(INSTRUCTIONS FOR THE TASK) Find the line with "Serialize everything readable", then retype it and each later line through the last, exactly. Leave out pictures.

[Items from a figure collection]
···
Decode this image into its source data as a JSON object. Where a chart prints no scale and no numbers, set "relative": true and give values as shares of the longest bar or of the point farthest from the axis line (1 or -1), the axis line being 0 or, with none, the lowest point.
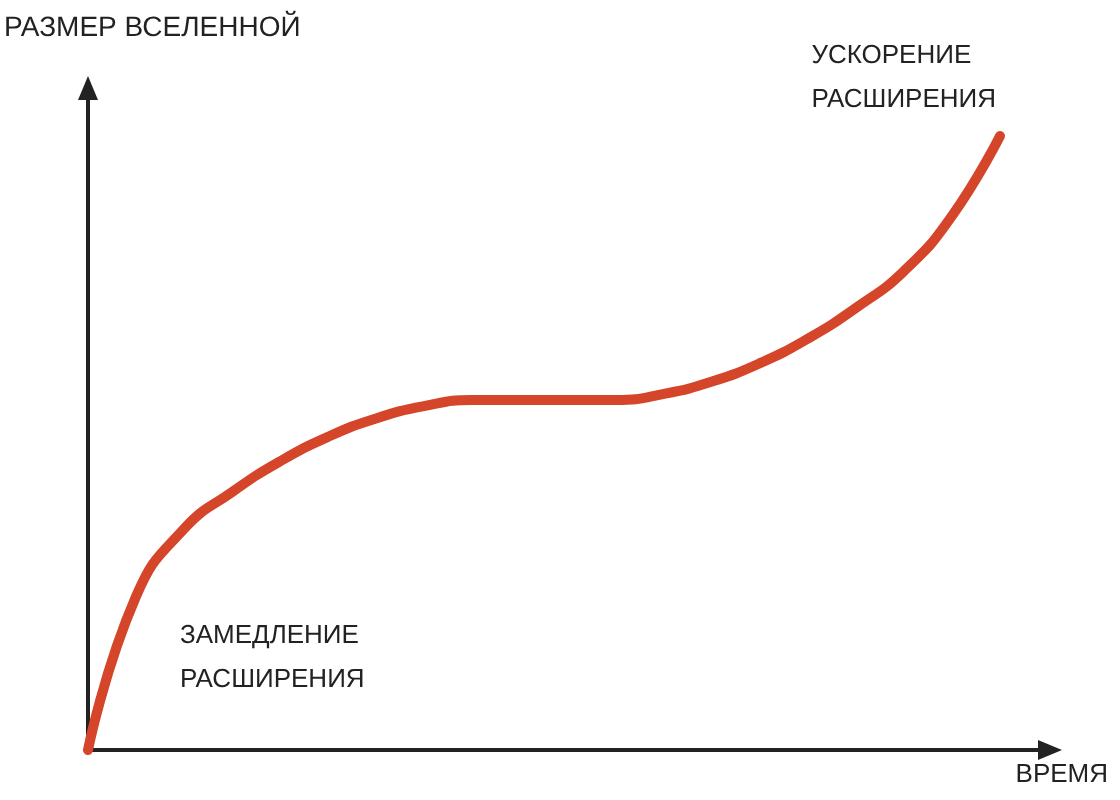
{
  "chart_data": {
    "type": "line",
    "relative": true,
    "xlabel": "ВРЕМЯ",
    "ylabel": "РАЗМЕР ВСЕЛЕННОЙ",
    "categories": [
      null,
      null,
      null,
      null,
      null,
      null,
      null,
      null,
      null,
      null,
      null,
      null,
      null,
      null,
      null,
      null,
      null,
      null,
      null,
      null
    ],
    "series": [
      {
        "color": "#d4452a",
        "values": [
          0,
          0.25,
          0.36,
          0.42,
          0.47,
          0.51,
          0.54,
          0.56,
          0.57,
          0.57,
          0.57,
          0.57,
          0.58,
          0.6,
          0.63,
          0.67,
          0.72,
          0.78,
          0.87,
          1
        ]
      }
    ],
    "annotations": [
      "ЗАМЕДЛЕНИЕ РАСШИРЕНИЯ",
      "УСКОРЕНИЕ РАСШИРЕНИЯ"
    ],
    "grid": false,
    "marker": "none",
    "line_style": "solid",
    "tick_labels": false
  }
}
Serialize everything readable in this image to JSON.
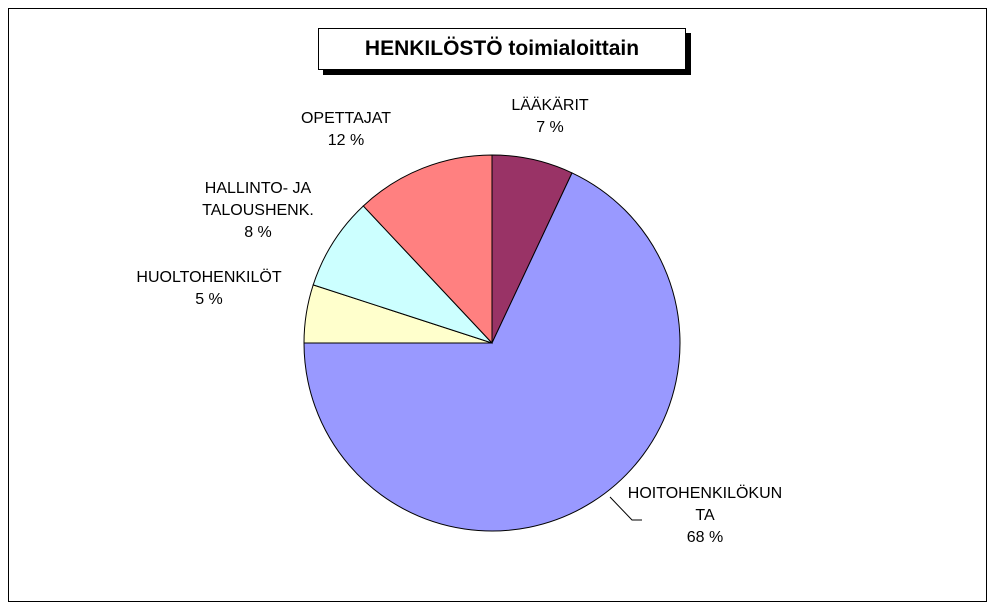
{
  "chart_data": {
    "type": "pie",
    "title": "HENKILÖSTÖ toimialoittain",
    "categories": [
      "LÄÄKÄRIT",
      "HOITOHENKILÖKUNTA",
      "HUOLTOHENKILÖT",
      "HALLINTO- JA TALOUSHENK.",
      "OPETTAJAT"
    ],
    "values": [
      7,
      68,
      5,
      8,
      12
    ],
    "value_labels": [
      "7 %",
      "68 %",
      "5 %",
      "8 %",
      "12 %"
    ],
    "colors": [
      "#993366",
      "#9999ff",
      "#ffffcc",
      "#ccffff",
      "#ff8080"
    ]
  }
}
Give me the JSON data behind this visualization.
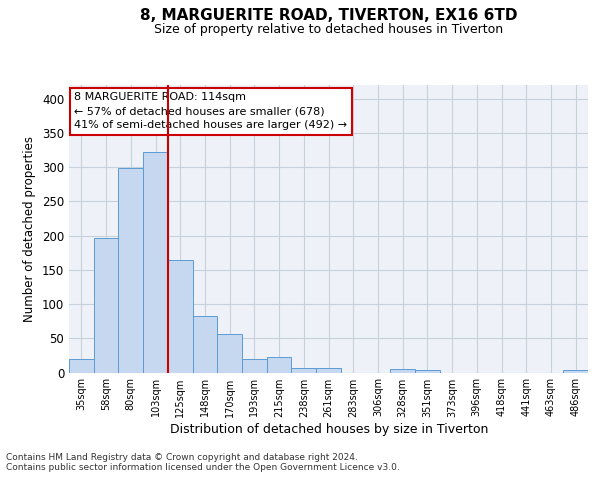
···
(TASK RESPONSE)
Serialize everything readable in this image to JSON.
{
  "chart_data": {
    "type": "pie",
    "title": "HENKILÖSTÖ toimialoittain",
    "categories": [
      "LÄÄKÄRIT",
      "HOITOHENKILÖKUNTA",
      "HUOLTOHENKILÖT",
      "HALLINTO- JA TALOUSHENK.",
      "OPETTAJAT"
    ],
    "values": [
      7,
      68,
      5,
      8,
      12
    ],
    "value_labels": [
      "7 %",
      "68 %",
      "5 %",
      "8 %",
      "12 %"
    ],
    "colors": [
      "#993366",
      "#9999ff",
      "#ffffcc",
      "#ccffff",
      "#ff8080"
    ]
  }
}
Give me the JSON data behind this visualization.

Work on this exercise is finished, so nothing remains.